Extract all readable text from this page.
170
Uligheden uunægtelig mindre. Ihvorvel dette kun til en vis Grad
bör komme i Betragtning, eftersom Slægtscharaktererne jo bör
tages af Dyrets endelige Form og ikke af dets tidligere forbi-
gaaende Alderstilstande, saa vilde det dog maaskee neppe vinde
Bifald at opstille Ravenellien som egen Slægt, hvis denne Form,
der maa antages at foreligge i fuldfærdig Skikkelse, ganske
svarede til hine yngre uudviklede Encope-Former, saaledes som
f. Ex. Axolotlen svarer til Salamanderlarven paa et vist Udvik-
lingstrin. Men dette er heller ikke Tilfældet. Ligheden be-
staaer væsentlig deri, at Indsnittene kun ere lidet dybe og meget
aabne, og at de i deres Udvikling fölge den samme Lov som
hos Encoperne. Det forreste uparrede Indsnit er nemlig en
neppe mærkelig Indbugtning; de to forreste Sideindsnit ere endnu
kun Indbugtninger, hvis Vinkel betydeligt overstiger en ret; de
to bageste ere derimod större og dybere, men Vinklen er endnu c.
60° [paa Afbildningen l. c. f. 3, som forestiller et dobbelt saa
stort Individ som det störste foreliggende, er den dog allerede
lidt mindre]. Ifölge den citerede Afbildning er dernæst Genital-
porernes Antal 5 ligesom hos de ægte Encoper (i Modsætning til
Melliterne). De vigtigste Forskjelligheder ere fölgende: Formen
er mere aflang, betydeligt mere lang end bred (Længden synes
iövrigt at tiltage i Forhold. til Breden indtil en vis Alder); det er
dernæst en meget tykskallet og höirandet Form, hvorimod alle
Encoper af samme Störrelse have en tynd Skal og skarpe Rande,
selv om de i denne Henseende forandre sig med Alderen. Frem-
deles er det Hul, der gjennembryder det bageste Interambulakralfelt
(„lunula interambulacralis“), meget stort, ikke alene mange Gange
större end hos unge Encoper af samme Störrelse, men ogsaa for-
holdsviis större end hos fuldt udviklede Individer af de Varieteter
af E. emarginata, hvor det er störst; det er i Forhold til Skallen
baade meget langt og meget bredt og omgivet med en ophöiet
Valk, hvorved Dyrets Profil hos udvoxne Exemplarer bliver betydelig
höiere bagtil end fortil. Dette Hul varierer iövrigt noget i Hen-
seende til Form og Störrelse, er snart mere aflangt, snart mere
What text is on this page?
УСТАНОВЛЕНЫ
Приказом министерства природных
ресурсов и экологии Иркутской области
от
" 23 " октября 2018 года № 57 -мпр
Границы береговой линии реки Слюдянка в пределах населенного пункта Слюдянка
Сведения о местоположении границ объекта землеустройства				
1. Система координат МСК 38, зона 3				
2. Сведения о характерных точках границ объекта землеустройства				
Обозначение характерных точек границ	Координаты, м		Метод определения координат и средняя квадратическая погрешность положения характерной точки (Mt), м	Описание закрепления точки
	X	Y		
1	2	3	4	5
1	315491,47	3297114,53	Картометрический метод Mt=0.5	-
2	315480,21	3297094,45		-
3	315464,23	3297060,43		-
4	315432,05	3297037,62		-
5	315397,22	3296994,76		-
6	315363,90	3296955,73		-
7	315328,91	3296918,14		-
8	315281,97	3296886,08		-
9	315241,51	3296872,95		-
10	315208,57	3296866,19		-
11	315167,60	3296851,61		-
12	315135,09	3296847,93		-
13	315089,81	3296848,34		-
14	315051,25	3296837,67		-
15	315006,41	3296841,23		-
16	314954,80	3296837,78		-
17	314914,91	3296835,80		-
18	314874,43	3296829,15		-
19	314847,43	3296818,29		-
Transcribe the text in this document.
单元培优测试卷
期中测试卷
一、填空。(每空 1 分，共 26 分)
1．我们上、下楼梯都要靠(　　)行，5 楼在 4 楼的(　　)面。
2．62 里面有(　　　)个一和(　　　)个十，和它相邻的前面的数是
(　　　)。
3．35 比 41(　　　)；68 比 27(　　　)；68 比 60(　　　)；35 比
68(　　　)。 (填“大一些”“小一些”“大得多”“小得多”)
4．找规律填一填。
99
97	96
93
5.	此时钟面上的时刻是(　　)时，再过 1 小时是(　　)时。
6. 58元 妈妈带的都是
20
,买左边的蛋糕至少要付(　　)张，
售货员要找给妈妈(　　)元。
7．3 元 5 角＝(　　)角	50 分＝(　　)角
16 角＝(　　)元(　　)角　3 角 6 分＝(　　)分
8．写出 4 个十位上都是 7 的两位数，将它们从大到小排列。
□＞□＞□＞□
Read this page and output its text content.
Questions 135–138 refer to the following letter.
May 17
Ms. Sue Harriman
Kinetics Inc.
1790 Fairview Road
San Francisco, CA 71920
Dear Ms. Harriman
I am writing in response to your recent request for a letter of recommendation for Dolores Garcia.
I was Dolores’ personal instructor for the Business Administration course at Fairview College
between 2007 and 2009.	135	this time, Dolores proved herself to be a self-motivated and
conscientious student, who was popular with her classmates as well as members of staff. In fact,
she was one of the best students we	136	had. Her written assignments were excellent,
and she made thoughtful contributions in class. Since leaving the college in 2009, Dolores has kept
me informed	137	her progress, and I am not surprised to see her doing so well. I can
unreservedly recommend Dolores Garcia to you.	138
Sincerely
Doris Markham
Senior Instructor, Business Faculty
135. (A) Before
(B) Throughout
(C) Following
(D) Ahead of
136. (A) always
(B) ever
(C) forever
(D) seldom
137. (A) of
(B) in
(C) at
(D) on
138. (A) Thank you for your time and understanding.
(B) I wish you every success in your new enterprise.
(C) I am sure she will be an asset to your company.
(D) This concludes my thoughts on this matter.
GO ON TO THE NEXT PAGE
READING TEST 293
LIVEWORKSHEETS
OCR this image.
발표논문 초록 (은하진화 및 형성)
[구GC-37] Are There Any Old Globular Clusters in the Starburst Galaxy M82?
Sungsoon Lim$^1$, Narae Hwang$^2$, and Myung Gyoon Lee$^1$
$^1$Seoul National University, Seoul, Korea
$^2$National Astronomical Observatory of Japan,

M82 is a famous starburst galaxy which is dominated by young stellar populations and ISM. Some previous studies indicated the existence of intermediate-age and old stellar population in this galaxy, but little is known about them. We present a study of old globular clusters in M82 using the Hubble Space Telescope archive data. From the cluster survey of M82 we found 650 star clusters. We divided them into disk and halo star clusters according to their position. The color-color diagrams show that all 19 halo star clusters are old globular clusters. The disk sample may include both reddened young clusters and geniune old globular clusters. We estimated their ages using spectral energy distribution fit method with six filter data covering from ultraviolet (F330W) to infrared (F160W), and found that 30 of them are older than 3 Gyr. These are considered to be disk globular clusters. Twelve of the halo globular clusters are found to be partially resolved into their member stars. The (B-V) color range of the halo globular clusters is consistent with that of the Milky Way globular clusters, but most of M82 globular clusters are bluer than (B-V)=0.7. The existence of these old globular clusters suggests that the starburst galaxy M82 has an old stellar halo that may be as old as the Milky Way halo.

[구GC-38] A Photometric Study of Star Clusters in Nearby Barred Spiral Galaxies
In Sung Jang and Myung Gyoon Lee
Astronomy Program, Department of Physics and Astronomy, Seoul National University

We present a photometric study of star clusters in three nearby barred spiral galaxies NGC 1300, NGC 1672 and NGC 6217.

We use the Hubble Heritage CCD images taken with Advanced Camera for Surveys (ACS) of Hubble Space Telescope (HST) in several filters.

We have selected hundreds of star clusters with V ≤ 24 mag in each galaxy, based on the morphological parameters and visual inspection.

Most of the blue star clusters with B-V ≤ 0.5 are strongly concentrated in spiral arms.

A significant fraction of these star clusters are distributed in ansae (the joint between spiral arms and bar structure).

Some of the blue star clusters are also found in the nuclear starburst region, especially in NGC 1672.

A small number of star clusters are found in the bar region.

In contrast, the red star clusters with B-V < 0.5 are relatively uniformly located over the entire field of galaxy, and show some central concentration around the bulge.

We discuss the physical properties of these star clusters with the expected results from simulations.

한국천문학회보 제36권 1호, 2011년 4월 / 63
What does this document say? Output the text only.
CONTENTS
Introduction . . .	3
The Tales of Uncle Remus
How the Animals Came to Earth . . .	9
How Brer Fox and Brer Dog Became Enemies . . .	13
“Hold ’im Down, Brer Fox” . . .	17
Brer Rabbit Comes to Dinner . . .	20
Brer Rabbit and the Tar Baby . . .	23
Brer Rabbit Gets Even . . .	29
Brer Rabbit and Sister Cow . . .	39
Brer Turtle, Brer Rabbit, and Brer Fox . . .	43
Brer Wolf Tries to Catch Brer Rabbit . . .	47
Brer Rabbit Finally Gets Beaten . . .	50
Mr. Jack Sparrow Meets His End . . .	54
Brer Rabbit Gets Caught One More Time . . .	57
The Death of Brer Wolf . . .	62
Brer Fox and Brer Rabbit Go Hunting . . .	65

━━━━━━

▶ What you need to do: Where a line in the entries holds the word "dernæst", copy that line.

▶ Right answer:
lidt mindre]. Ifölge den citerede Afbildning er dernæst Genital-
dernæst en meget tykskallet og höirandet Form, hvorimod alle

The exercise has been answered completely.